**** SOURCE RECORDS ****
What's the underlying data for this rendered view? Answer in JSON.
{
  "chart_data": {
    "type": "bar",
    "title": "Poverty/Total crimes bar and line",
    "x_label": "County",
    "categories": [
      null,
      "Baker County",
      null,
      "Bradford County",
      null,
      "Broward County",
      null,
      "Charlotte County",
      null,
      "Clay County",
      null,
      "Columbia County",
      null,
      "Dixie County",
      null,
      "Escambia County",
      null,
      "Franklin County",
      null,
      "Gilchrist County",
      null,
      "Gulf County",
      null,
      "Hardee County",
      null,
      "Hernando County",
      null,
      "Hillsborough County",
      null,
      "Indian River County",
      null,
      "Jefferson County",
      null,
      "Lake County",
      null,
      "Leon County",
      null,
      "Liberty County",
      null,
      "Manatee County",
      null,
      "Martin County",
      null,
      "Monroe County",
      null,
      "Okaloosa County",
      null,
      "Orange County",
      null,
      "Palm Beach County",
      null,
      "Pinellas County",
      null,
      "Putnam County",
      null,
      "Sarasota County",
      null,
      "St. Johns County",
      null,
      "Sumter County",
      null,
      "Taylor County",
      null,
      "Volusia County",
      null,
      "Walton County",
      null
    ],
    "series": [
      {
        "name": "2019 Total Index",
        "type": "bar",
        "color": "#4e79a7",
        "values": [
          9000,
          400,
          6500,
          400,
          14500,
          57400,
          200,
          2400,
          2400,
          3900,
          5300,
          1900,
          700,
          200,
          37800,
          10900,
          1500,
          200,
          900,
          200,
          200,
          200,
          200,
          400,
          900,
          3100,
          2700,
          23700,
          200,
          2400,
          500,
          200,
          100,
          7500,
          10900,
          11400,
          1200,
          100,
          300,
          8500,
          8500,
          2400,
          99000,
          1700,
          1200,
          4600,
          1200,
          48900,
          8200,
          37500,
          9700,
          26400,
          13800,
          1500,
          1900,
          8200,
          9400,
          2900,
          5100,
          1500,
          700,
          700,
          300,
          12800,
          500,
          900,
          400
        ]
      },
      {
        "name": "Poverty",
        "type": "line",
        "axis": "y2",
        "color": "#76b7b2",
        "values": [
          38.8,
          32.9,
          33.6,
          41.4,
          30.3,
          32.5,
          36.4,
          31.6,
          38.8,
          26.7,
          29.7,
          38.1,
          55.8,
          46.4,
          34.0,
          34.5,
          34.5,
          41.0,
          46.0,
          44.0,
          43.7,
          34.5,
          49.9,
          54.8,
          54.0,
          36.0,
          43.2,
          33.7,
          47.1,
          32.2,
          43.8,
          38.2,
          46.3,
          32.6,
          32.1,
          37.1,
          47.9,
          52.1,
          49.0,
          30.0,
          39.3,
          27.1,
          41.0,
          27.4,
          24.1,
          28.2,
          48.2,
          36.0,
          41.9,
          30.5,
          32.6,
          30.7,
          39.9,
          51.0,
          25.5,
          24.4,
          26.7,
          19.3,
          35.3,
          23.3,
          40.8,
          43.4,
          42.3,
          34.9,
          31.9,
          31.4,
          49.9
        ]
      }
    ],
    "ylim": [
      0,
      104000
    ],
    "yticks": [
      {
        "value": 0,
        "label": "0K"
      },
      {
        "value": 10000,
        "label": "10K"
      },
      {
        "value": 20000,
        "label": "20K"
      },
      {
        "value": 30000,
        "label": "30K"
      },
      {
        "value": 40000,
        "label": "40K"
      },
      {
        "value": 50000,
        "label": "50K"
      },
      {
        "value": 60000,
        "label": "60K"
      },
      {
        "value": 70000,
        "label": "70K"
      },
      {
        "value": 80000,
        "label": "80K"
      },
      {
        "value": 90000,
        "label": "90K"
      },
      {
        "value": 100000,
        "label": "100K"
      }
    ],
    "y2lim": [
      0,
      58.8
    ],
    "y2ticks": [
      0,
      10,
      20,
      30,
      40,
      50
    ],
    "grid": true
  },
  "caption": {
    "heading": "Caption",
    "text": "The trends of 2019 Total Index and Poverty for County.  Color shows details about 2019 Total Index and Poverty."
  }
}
****
• [INSTRUCTIONS TO FOLLOW] Your task is to collect every line above that contains the word "Index".

• [SOLUTION TO THIS TASK]
        "name": "2019 Total Index",
    "text": "The trends of 2019 Total Index and Poverty for County.  Color shows details about 2019 Total Index and Poverty."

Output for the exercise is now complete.